Data excerpts:
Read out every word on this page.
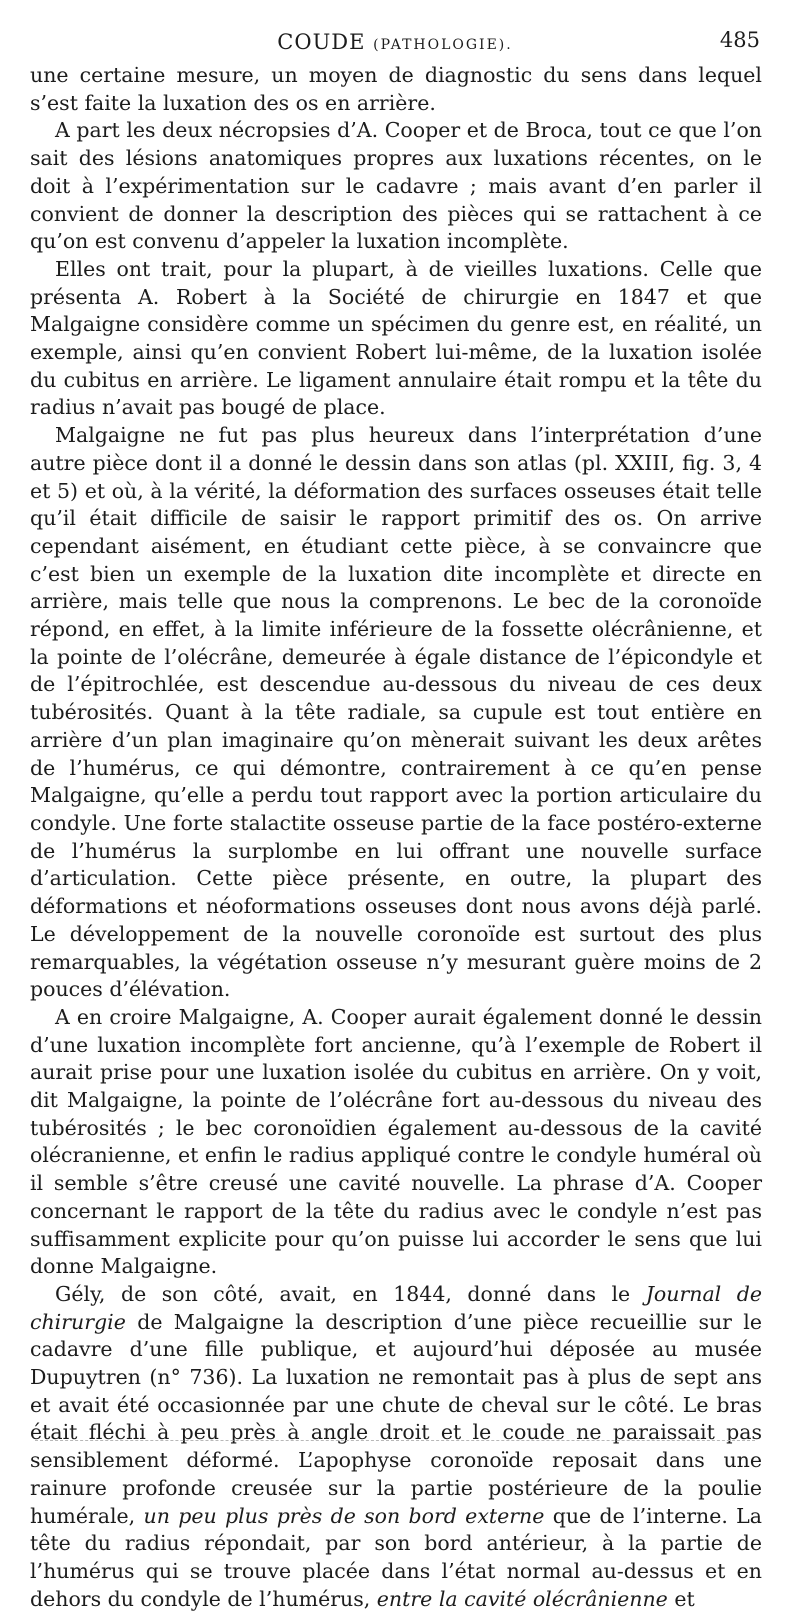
COUDE (PATHOLOGIE).	485

une certaine mesure, un moyen de diagnostic du sens dans lequel s’est faite la luxation des os en arrière.

A part les deux nécropsies d’A. Cooper et de Broca, tout ce que l’on sait des lésions anatomiques propres aux luxations récentes, on le doit à l’expérimentation sur le cadavre ; mais avant d’en parler il convient de donner la description des pièces qui se rattachent à ce qu’on est convenu d’appeler la luxation incomplète.

Elles ont trait, pour la plupart, à de vieilles luxations. Celle que présenta A. Robert à la Société de chirurgie en 1847 et que Malgaigne considère comme un spécimen du genre est, en réalité, un exemple, ainsi qu’en convient Robert lui-même, de la luxation isolée du cubitus en arrière. Le ligament annulaire était rompu et la tête du radius n’avait pas bougé de place.

Malgaigne ne fut pas plus heureux dans l’interprétation d’une autre pièce dont il a donné le dessin dans son atlas (pl. XXIII, fig. 3, 4 et 5) et où, à la vérité, la déformation des surfaces osseuses était telle qu’il était difficile de saisir le rapport primitif des os. On arrive cependant aisément, en étudiant cette pièce, à se convaincre que c’est bien un exemple de la luxation dite incomplète et directe en arrière, mais telle que nous la comprenons. Le bec de la coronoïde répond, en effet, à la limite inférieure de la fossette olécrânienne, et la pointe de l’olécrâne, demeurée à égale distance de l’épicondyle et de l’épitrochlée, est descendue au-dessous du niveau de ces deux tubérosités. Quant à la tête radiale, sa cupule est tout entière en arrière d’un plan imaginaire qu’on mènerait suivant les deux arêtes de l’humérus, ce qui démontre, contrairement à ce qu’en pense Malgaigne, qu’elle a perdu tout rapport avec la portion articulaire du condyle. Une forte stalactite osseuse partie de la face postéro-externe de l’humérus la surplombe en lui offrant une nouvelle surface d’articulation. Cette pièce présente, en outre, la plupart des déformations et néoformations osseuses dont nous avons déjà parlé. Le développement de la nouvelle coronoïde est surtout des plus remarquables, la végétation osseuse n’y mesurant guère moins de 2 pouces d’élévation.

A en croire Malgaigne, A. Cooper aurait également donné le dessin d’une luxation incomplète fort ancienne, qu’à l’exemple de Robert il aurait prise pour une luxation isolée du cubitus en arrière. On y voit, dit Malgaigne, la pointe de l’olécrâne fort au-dessous du niveau des tubérosités ; le bec coronoïdien également au-dessous de la cavité olécranienne, et enfin le radius appliqué contre le condyle huméral où il semble s’être creusé une cavité nouvelle. La phrase d’A. Cooper concernant le rapport de la tête du radius avec le condyle n’est pas suffisamment explicite pour qu’on puisse lui accorder le sens que lui donne Malgaigne.

Gély, de son côté, avait, en 1844, donné dans le Journal de chirurgie de Malgaigne la description d’une pièce recueillie sur le cadavre d’une fille publique, et aujourd’hui déposée au musée Dupuytren (n° 736). La luxation ne remontait pas à plus de sept ans et avait été occasionnée par une chute de cheval sur le côté. Le bras était fléchi à peu près à angle droit et le coude ne paraissait pas sensiblement déformé. L’apophyse coronoïde reposait dans une rainure profonde creusée sur la partie postérieure de la poulie humérale, un peu plus près de son bord externe que de l’interne. La tête du radius répondait, par son bord antérieur, à la partie de l’humérus qui se trouve placée dans l’état normal au-dessus et en dehors du condyle de l’humérus, entre la cavité olécrânienne et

**DIRECTIONS:**
Can the entries above be repeated exactly, without their pictures?

**RESULT:**
Read out every word on this page.
COUDE (PATHOLOGIE).	485

une certaine mesure, un moyen de diagnostic du sens dans lequel s’est faite la luxation des os en arrière.

A part les deux nécropsies d’A. Cooper et de Broca, tout ce que l’on sait des lésions anatomiques propres aux luxations récentes, on le doit à l’expérimentation sur le cadavre ; mais avant d’en parler il convient de donner la description des pièces qui se rattachent à ce qu’on est convenu d’appeler la luxation incomplète.

Elles ont trait, pour la plupart, à de vieilles luxations. Celle que présenta A. Robert à la Société de chirurgie en 1847 et que Malgaigne considère comme un spécimen du genre est, en réalité, un exemple, ainsi qu’en convient Robert lui-même, de la luxation isolée du cubitus en arrière. Le ligament annulaire était rompu et la tête du radius n’avait pas bougé de place.

Malgaigne ne fut pas plus heureux dans l’interprétation d’une autre pièce dont il a donné le dessin dans son atlas (pl. XXIII, fig. 3, 4 et 5) et où, à la vérité, la déformation des surfaces osseuses était telle qu’il était difficile de saisir le rapport primitif des os. On arrive cependant aisément, en étudiant cette pièce, à se convaincre que c’est bien un exemple de la luxation dite incomplète et directe en arrière, mais telle que nous la comprenons. Le bec de la coronoïde répond, en effet, à la limite inférieure de la fossette olécrânienne, et la pointe de l’olécrâne, demeurée à égale distance de l’épicondyle et de l’épitrochlée, est descendue au-dessous du niveau de ces deux tubérosités. Quant à la tête radiale, sa cupule est tout entière en arrière d’un plan imaginaire qu’on mènerait suivant les deux arêtes de l’humérus, ce qui démontre, contrairement à ce qu’en pense Malgaigne, qu’elle a perdu tout rapport avec la portion articulaire du condyle. Une forte stalactite osseuse partie de la face postéro-externe de l’humérus la surplombe en lui offrant une nouvelle surface d’articulation. Cette pièce présente, en outre, la plupart des déformations et néoformations osseuses dont nous avons déjà parlé. Le développement de la nouvelle coronoïde est surtout des plus remarquables, la végétation osseuse n’y mesurant guère moins de 2 pouces d’élévation.

A en croire Malgaigne, A. Cooper aurait également donné le dessin d’une luxation incomplète fort ancienne, qu’à l’exemple de Robert il aurait prise pour une luxation isolée du cubitus en arrière. On y voit, dit Malgaigne, la pointe de l’olécrâne fort au-dessous du niveau des tubérosités ; le bec coronoïdien également au-dessous de la cavité olécranienne, et enfin le radius appliqué contre le condyle huméral où il semble s’être creusé une cavité nouvelle. La phrase d’A. Cooper concernant le rapport de la tête du radius avec le condyle n’est pas suffisamment explicite pour qu’on puisse lui accorder le sens que lui donne Malgaigne.

Gély, de son côté, avait, en 1844, donné dans le Journal de chirurgie de Malgaigne la description d’une pièce recueillie sur le cadavre d’une fille publique, et aujourd’hui déposée au musée Dupuytren (n° 736). La luxation ne remontait pas à plus de sept ans et avait été occasionnée par une chute de cheval sur le côté. Le bras était fléchi à peu près à angle droit et le coude ne paraissait pas sensiblement déformé. L’apophyse coronoïde reposait dans une rainure profonde creusée sur la partie postérieure de la poulie humérale, un peu plus près de son bord externe que de l’interne. La tête du radius répondait, par son bord antérieur, à la partie de l’humérus qui se trouve placée dans l’état normal au-dessus et en dehors du condyle de l’humérus, entre la cavité olécrânienne et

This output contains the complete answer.